• What this task involves: Without the pictures, repeat the listing character for character.

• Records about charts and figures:
((

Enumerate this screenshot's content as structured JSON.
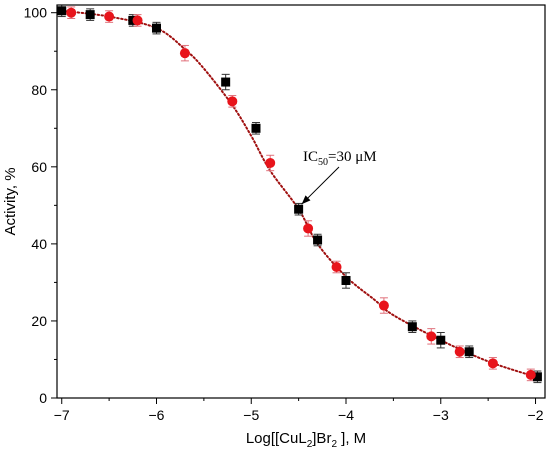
{
  "chart_data": {
    "type": "scatter",
    "title": "",
    "xlabel": {
      "prefix": "Log[[CuL",
      "sub1": "2",
      "mid": "]Br",
      "sub2": "2",
      "suffix": " ], M"
    },
    "ylabel": "Activity, %",
    "xlim": [
      -7.05,
      -1.9
    ],
    "ylim": [
      0,
      102
    ],
    "xticks": [
      -7,
      -6,
      -5,
      -4,
      -3,
      -2
    ],
    "xtick_labels": [
      "−7",
      "−6",
      "−5",
      "−4",
      "−3",
      "−2"
    ],
    "yticks": [
      0,
      20,
      40,
      60,
      80,
      100
    ],
    "ytick_labels": [
      "0",
      "20",
      "40",
      "60",
      "80",
      "100"
    ],
    "grid": false,
    "annotation": {
      "prefix": "IC",
      "sub": "50",
      "suffix": "=30 μM",
      "x": -4.5,
      "y": 49
    },
    "series": [
      {
        "marker": "square",
        "color": "#000000",
        "x": [
          -7.0,
          -6.7,
          -6.25,
          -6.0,
          -5.27,
          -4.95,
          -4.5,
          -4.3,
          -4.0,
          -3.3,
          -3.0,
          -2.7,
          -1.98
        ],
        "y": [
          100.5,
          99.5,
          98.0,
          96.0,
          82.0,
          70.0,
          49.0,
          41.0,
          30.5,
          18.5,
          15.0,
          12.0,
          5.5
        ],
        "err": [
          1.5,
          1.5,
          1.5,
          1.5,
          2.0,
          1.5,
          1.5,
          1.5,
          2.0,
          1.5,
          2.0,
          1.5,
          1.5
        ]
      },
      {
        "marker": "circle",
        "color": "#e8141b",
        "x": [
          -6.9,
          -6.5,
          -6.2,
          -5.7,
          -5.2,
          -4.8,
          -4.4,
          -4.1,
          -3.6,
          -3.1,
          -2.8,
          -2.45,
          -2.05
        ],
        "y": [
          100.0,
          99.0,
          98.0,
          89.5,
          77.0,
          61.0,
          44.0,
          34.0,
          24.0,
          16.0,
          12.0,
          9.0,
          6.0
        ],
        "err": [
          1.5,
          1.5,
          1.5,
          2.0,
          1.5,
          2.0,
          2.0,
          1.5,
          2.0,
          2.0,
          1.5,
          1.5,
          1.5
        ]
      }
    ],
    "fit_curve": {
      "color": "#a01010",
      "style": "dotted",
      "x": [
        -7.0,
        -6.5,
        -6.0,
        -5.7,
        -5.5,
        -5.2,
        -5.0,
        -4.8,
        -4.5,
        -4.3,
        -4.0,
        -3.7,
        -3.5,
        -3.0,
        -2.5,
        -2.0
      ],
      "y": [
        100.5,
        99.0,
        96.0,
        90.5,
        85.5,
        76.0,
        68.0,
        59.0,
        49.0,
        40.0,
        31.5,
        25.5,
        21.5,
        15.0,
        9.5,
        5.5
      ]
    }
  }
}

))

• Task answer:
Enumerate this screenshot's content as structured JSON.
{
  "chart_data": {
    "type": "scatter",
    "title": "",
    "xlabel": {
      "prefix": "Log[[CuL",
      "sub1": "2",
      "mid": "]Br",
      "sub2": "2",
      "suffix": " ], M"
    },
    "ylabel": "Activity, %",
    "xlim": [
      -7.05,
      -1.9
    ],
    "ylim": [
      0,
      102
    ],
    "xticks": [
      -7,
      -6,
      -5,
      -4,
      -3,
      -2
    ],
    "xtick_labels": [
      "−7",
      "−6",
      "−5",
      "−4",
      "−3",
      "−2"
    ],
    "yticks": [
      0,
      20,
      40,
      60,
      80,
      100
    ],
    "ytick_labels": [
      "0",
      "20",
      "40",
      "60",
      "80",
      "100"
    ],
    "grid": false,
    "annotation": {
      "prefix": "IC",
      "sub": "50",
      "suffix": "=30 μM",
      "x": -4.5,
      "y": 49
    },
    "series": [
      {
        "marker": "square",
        "color": "#000000",
        "x": [
          -7.0,
          -6.7,
          -6.25,
          -6.0,
          -5.27,
          -4.95,
          -4.5,
          -4.3,
          -4.0,
          -3.3,
          -3.0,
          -2.7,
          -1.98
        ],
        "y": [
          100.5,
          99.5,
          98.0,
          96.0,
          82.0,
          70.0,
          49.0,
          41.0,
          30.5,
          18.5,
          15.0,
          12.0,
          5.5
        ],
        "err": [
          1.5,
          1.5,
          1.5,
          1.5,
          2.0,
          1.5,
          1.5,
          1.5,
          2.0,
          1.5,
          2.0,
          1.5,
          1.5
        ]
      },
      {
        "marker": "circle",
        "color": "#e8141b",
        "x": [
          -6.9,
          -6.5,
          -6.2,
          -5.7,
          -5.2,
          -4.8,
          -4.4,
          -4.1,
          -3.6,
          -3.1,
          -2.8,
          -2.45,
          -2.05
        ],
        "y": [
          100.0,
          99.0,
          98.0,
          89.5,
          77.0,
          61.0,
          44.0,
          34.0,
          24.0,
          16.0,
          12.0,
          9.0,
          6.0
        ],
        "err": [
          1.5,
          1.5,
          1.5,
          2.0,
          1.5,
          2.0,
          2.0,
          1.5,
          2.0,
          2.0,
          1.5,
          1.5,
          1.5
        ]
      }
    ],
    "fit_curve": {
      "color": "#a01010",
      "style": "dotted",
      "x": [
        -7.0,
        -6.5,
        -6.0,
        -5.7,
        -5.5,
        -5.2,
        -5.0,
        -4.8,
        -4.5,
        -4.3,
        -4.0,
        -3.7,
        -3.5,
        -3.0,
        -2.5,
        -2.0
      ],
      "y": [
        100.5,
        99.0,
        96.0,
        90.5,
        85.5,
        76.0,
        68.0,
        59.0,
        49.0,
        40.0,
        31.5,
        25.5,
        21.5,
        15.0,
        9.5,
        5.5
      ]
    }
  }
}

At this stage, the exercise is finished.